• Exercise objective: Retype the whole listing verbatim and keep the pictures out of it.

• Material:
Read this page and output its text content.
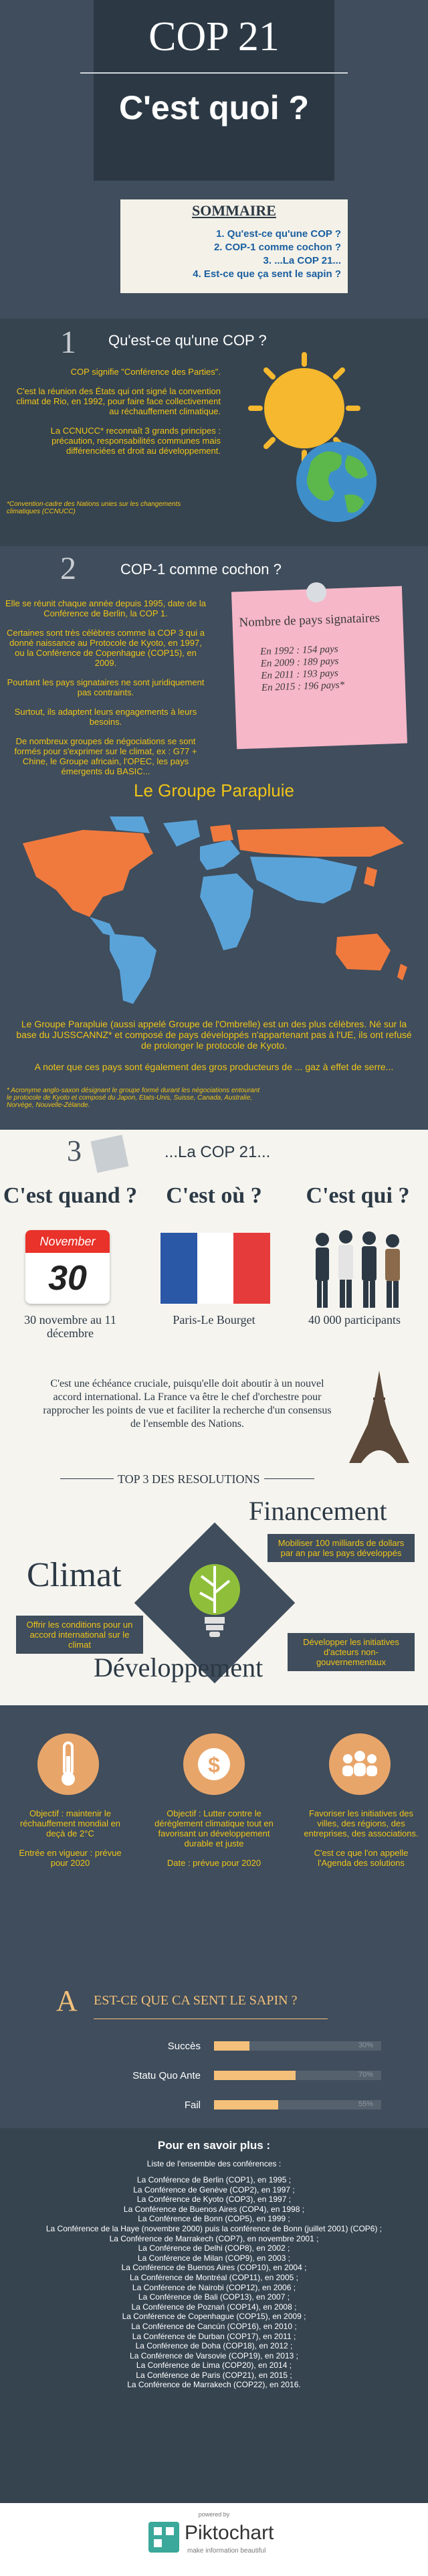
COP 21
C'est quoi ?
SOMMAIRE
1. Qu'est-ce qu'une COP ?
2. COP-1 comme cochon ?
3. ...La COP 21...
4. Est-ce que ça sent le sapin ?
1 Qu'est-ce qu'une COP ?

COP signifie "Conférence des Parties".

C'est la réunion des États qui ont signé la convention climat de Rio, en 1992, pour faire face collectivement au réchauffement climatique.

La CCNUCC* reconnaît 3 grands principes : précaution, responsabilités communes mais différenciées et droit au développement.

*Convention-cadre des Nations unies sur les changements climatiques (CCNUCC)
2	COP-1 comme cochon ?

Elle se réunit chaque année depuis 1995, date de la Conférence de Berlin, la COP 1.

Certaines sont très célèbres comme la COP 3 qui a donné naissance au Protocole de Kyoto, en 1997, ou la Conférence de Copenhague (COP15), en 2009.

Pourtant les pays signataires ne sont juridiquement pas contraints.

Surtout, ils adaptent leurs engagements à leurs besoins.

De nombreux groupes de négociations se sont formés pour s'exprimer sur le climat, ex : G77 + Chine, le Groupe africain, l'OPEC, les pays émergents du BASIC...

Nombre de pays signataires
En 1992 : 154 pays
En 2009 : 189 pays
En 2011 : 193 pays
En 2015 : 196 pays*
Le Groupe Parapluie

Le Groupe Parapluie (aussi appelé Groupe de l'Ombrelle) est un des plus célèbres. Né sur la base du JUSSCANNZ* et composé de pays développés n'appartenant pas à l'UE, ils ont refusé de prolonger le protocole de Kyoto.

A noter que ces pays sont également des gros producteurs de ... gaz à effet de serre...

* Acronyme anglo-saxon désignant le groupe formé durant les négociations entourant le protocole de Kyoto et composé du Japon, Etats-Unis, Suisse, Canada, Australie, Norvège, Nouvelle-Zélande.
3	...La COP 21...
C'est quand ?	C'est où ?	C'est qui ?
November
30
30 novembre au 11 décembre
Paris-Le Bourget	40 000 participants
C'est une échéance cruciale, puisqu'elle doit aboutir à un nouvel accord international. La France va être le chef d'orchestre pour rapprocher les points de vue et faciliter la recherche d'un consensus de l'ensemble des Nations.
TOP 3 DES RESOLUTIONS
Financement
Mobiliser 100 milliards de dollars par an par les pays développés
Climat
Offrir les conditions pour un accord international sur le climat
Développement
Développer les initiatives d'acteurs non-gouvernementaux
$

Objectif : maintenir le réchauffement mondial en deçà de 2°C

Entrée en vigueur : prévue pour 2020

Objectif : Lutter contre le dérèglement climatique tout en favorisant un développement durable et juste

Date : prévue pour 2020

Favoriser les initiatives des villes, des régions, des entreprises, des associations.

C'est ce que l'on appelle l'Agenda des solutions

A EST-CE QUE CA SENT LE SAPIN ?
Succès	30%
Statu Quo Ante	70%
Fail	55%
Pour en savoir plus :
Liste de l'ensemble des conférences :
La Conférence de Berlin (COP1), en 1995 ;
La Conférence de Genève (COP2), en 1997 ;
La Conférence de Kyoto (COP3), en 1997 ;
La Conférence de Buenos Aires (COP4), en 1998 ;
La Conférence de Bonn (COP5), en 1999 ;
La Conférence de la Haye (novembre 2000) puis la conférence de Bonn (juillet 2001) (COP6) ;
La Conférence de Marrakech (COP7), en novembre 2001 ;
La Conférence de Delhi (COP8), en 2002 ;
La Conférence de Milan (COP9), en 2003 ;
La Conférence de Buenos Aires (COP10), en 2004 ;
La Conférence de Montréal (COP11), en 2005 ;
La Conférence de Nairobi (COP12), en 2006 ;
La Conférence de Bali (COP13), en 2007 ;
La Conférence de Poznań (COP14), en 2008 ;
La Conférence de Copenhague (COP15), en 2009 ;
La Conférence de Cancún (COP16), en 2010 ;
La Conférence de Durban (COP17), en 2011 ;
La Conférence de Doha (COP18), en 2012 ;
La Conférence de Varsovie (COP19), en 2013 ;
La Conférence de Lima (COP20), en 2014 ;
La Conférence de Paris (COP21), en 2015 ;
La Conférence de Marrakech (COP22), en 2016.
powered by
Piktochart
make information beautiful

• Complete answer:
Read this page and output its text content.
COP 21
C'est quoi ?
SOMMAIRE
1. Qu'est-ce qu'une COP ?
2. COP-1 comme cochon ?
3. ...La COP 21...
4. Est-ce que ça sent le sapin ?
1 Qu'est-ce qu'une COP ?

COP signifie "Conférence des Parties".

C'est la réunion des États qui ont signé la convention climat de Rio, en 1992, pour faire face collectivement au réchauffement climatique.

La CCNUCC* reconnaît 3 grands principes : précaution, responsabilités communes mais différenciées et droit au développement.

*Convention-cadre des Nations unies sur les changements climatiques (CCNUCC)
2	COP-1 comme cochon ?

Elle se réunit chaque année depuis 1995, date de la Conférence de Berlin, la COP 1.

Certaines sont très célèbres comme la COP 3 qui a donné naissance au Protocole de Kyoto, en 1997, ou la Conférence de Copenhague (COP15), en 2009.

Pourtant les pays signataires ne sont juridiquement pas contraints.

Surtout, ils adaptent leurs engagements à leurs besoins.

De nombreux groupes de négociations se sont formés pour s'exprimer sur le climat, ex : G77 + Chine, le Groupe africain, l'OPEC, les pays émergents du BASIC...

Nombre de pays signataires
En 1992 : 154 pays
En 2009 : 189 pays
En 2011 : 193 pays
En 2015 : 196 pays*
Le Groupe Parapluie

Le Groupe Parapluie (aussi appelé Groupe de l'Ombrelle) est un des plus célèbres. Né sur la base du JUSSCANNZ* et composé de pays développés n'appartenant pas à l'UE, ils ont refusé de prolonger le protocole de Kyoto.

A noter que ces pays sont également des gros producteurs de ... gaz à effet de serre...

* Acronyme anglo-saxon désignant le groupe formé durant les négociations entourant le protocole de Kyoto et composé du Japon, Etats-Unis, Suisse, Canada, Australie, Norvège, Nouvelle-Zélande.
3	...La COP 21...
C'est quand ?	C'est où ?	C'est qui ?
November
30
30 novembre au 11 décembre
Paris-Le Bourget	40 000 participants
C'est une échéance cruciale, puisqu'elle doit aboutir à un nouvel accord international. La France va être le chef d'orchestre pour rapprocher les points de vue et faciliter la recherche d'un consensus de l'ensemble des Nations.
TOP 3 DES RESOLUTIONS
Financement
Mobiliser 100 milliards de dollars par an par les pays développés
Climat
Offrir les conditions pour un accord international sur le climat
Développement
Développer les initiatives d'acteurs non-gouvernementaux
$

Objectif : maintenir le réchauffement mondial en deçà de 2°C

Entrée en vigueur : prévue pour 2020

Objectif : Lutter contre le dérèglement climatique tout en favorisant un développement durable et juste

Date : prévue pour 2020

Favoriser les initiatives des villes, des régions, des entreprises, des associations.

C'est ce que l'on appelle l'Agenda des solutions

A EST-CE QUE CA SENT LE SAPIN ?
Succès	30%
Statu Quo Ante	70%
Fail	55%
Pour en savoir plus :
Liste de l'ensemble des conférences :
La Conférence de Berlin (COP1), en 1995 ;
La Conférence de Genève (COP2), en 1997 ;
La Conférence de Kyoto (COP3), en 1997 ;
La Conférence de Buenos Aires (COP4), en 1998 ;
La Conférence de Bonn (COP5), en 1999 ;
La Conférence de la Haye (novembre 2000) puis la conférence de Bonn (juillet 2001) (COP6) ;
La Conférence de Marrakech (COP7), en novembre 2001 ;
La Conférence de Delhi (COP8), en 2002 ;
La Conférence de Milan (COP9), en 2003 ;
La Conférence de Buenos Aires (COP10), en 2004 ;
La Conférence de Montréal (COP11), en 2005 ;
La Conférence de Nairobi (COP12), en 2006 ;
La Conférence de Bali (COP13), en 2007 ;
La Conférence de Poznań (COP14), en 2008 ;
La Conférence de Copenhague (COP15), en 2009 ;
La Conférence de Cancún (COP16), en 2010 ;
La Conférence de Durban (COP17), en 2011 ;
La Conférence de Doha (COP18), en 2012 ;
La Conférence de Varsovie (COP19), en 2013 ;
La Conférence de Lima (COP20), en 2014 ;
La Conférence de Paris (COP21), en 2015 ;
La Conférence de Marrakech (COP22), en 2016.
powered by
Piktochart
make information beautiful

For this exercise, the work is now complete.